── SOURCE RECORDS ──

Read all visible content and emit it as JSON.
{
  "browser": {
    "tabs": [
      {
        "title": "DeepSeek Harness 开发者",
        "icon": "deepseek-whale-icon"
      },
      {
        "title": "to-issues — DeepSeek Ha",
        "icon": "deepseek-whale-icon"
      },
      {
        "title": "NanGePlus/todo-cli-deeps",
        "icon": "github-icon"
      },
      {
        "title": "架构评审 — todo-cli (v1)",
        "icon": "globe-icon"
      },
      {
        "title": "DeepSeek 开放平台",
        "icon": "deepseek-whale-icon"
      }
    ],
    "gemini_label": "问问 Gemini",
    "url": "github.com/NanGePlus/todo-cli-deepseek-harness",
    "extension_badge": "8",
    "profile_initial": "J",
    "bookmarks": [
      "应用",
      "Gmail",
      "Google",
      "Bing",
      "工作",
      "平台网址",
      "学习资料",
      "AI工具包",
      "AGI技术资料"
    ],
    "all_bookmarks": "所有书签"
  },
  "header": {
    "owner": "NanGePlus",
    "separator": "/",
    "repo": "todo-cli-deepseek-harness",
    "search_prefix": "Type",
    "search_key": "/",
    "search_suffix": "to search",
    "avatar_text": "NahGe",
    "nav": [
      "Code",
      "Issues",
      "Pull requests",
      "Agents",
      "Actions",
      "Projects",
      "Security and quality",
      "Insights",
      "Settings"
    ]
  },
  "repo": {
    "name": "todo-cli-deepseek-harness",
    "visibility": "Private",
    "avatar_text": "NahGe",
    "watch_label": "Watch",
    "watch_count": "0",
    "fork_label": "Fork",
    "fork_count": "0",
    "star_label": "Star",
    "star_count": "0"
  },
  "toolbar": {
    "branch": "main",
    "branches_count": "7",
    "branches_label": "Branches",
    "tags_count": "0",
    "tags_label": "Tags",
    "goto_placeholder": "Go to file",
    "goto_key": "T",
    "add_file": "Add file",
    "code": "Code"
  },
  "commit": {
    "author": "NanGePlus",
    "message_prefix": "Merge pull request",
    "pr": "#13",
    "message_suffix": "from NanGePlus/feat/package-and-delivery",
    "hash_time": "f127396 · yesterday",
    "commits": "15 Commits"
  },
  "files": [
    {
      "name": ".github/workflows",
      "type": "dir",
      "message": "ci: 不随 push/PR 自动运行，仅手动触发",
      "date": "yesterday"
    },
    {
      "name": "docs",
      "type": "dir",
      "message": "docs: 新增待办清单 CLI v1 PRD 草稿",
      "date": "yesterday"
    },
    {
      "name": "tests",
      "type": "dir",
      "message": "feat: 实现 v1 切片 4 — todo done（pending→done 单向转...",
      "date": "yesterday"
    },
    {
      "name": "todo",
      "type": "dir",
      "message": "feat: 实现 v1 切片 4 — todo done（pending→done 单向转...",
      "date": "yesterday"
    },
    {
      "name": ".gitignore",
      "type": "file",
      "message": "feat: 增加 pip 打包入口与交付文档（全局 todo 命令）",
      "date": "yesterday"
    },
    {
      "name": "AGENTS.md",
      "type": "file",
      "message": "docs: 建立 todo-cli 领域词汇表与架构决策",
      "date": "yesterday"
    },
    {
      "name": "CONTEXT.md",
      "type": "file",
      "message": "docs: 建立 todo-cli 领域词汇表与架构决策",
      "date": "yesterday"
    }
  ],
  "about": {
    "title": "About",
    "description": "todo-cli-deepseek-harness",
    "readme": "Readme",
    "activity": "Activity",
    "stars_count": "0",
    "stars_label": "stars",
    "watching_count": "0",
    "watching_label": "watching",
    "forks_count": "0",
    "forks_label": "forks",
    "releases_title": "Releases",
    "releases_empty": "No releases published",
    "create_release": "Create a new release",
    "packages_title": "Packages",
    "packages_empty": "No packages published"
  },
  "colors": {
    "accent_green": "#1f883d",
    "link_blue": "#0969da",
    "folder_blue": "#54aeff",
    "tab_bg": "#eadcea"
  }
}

───

GOAL OF THE EXERCISE:
Give all the entries again exactly; leave none out.

SOLUTION TO THIS EXERCISE:
Read all visible content and emit it as JSON.
{
  "browser": {
    "tabs": [
      {
        "title": "DeepSeek Harness 开发者",
        "icon": "deepseek-whale-icon"
      },
      {
        "title": "to-issues — DeepSeek Ha",
        "icon": "deepseek-whale-icon"
      },
      {
        "title": "NanGePlus/todo-cli-deeps",
        "icon": "github-icon"
      },
      {
        "title": "架构评审 — todo-cli (v1)",
        "icon": "globe-icon"
      },
      {
        "title": "DeepSeek 开放平台",
        "icon": "deepseek-whale-icon"
      }
    ],
    "gemini_label": "问问 Gemini",
    "url": "github.com/NanGePlus/todo-cli-deepseek-harness",
    "extension_badge": "8",
    "profile_initial": "J",
    "bookmarks": [
      "应用",
      "Gmail",
      "Google",
      "Bing",
      "工作",
      "平台网址",
      "学习资料",
      "AI工具包",
      "AGI技术资料"
    ],
    "all_bookmarks": "所有书签"
  },
  "header": {
    "owner": "NanGePlus",
    "separator": "/",
    "repo": "todo-cli-deepseek-harness",
    "search_prefix": "Type",
    "search_key": "/",
    "search_suffix": "to search",
    "avatar_text": "NahGe",
    "nav": [
      "Code",
      "Issues",
      "Pull requests",
      "Agents",
      "Actions",
      "Projects",
      "Security and quality",
      "Insights",
      "Settings"
    ]
  },
  "repo": {
    "name": "todo-cli-deepseek-harness",
    "visibility": "Private",
    "avatar_text": "NahGe",
    "watch_label": "Watch",
    "watch_count": "0",
    "fork_label": "Fork",
    "fork_count": "0",
    "star_label": "Star",
    "star_count": "0"
  },
  "toolbar": {
    "branch": "main",
    "branches_count": "7",
    "branches_label": "Branches",
    "tags_count": "0",
    "tags_label": "Tags",
    "goto_placeholder": "Go to file",
    "goto_key": "T",
    "add_file": "Add file",
    "code": "Code"
  },
  "commit": {
    "author": "NanGePlus",
    "message_prefix": "Merge pull request",
    "pr": "#13",
    "message_suffix": "from NanGePlus/feat/package-and-delivery",
    "hash_time": "f127396 · yesterday",
    "commits": "15 Commits"
  },
  "files": [
    {
      "name": ".github/workflows",
      "type": "dir",
      "message": "ci: 不随 push/PR 自动运行，仅手动触发",
      "date": "yesterday"
    },
    {
      "name": "docs",
      "type": "dir",
      "message": "docs: 新增待办清单 CLI v1 PRD 草稿",
      "date": "yesterday"
    },
    {
      "name": "tests",
      "type": "dir",
      "message": "feat: 实现 v1 切片 4 — todo done（pending→done 单向转...",
      "date": "yesterday"
    },
    {
      "name": "todo",
      "type": "dir",
      "message": "feat: 实现 v1 切片 4 — todo done（pending→done 单向转...",
      "date": "yesterday"
    },
    {
      "name": ".gitignore",
      "type": "file",
      "message": "feat: 增加 pip 打包入口与交付文档（全局 todo 命令）",
      "date": "yesterday"
    },
    {
      "name": "AGENTS.md",
      "type": "file",
      "message": "docs: 建立 todo-cli 领域词汇表与架构决策",
      "date": "yesterday"
    },
    {
      "name": "CONTEXT.md",
      "type": "file",
      "message": "docs: 建立 todo-cli 领域词汇表与架构决策",
      "date": "yesterday"
    }
  ],
  "about": {
    "title": "About",
    "description": "todo-cli-deepseek-harness",
    "readme": "Readme",
    "activity": "Activity",
    "stars_count": "0",
    "stars_label": "stars",
    "watching_count": "0",
    "watching_label": "watching",
    "forks_count": "0",
    "forks_label": "forks",
    "releases_title": "Releases",
    "releases_empty": "No releases published",
    "create_release": "Create a new release",
    "packages_title": "Packages",
    "packages_empty": "No packages published"
  },
  "colors": {
    "accent_green": "#1f883d",
    "link_blue": "#0969da",
    "folder_blue": "#54aeff",
    "tab_bg": "#eadcea"
  }
}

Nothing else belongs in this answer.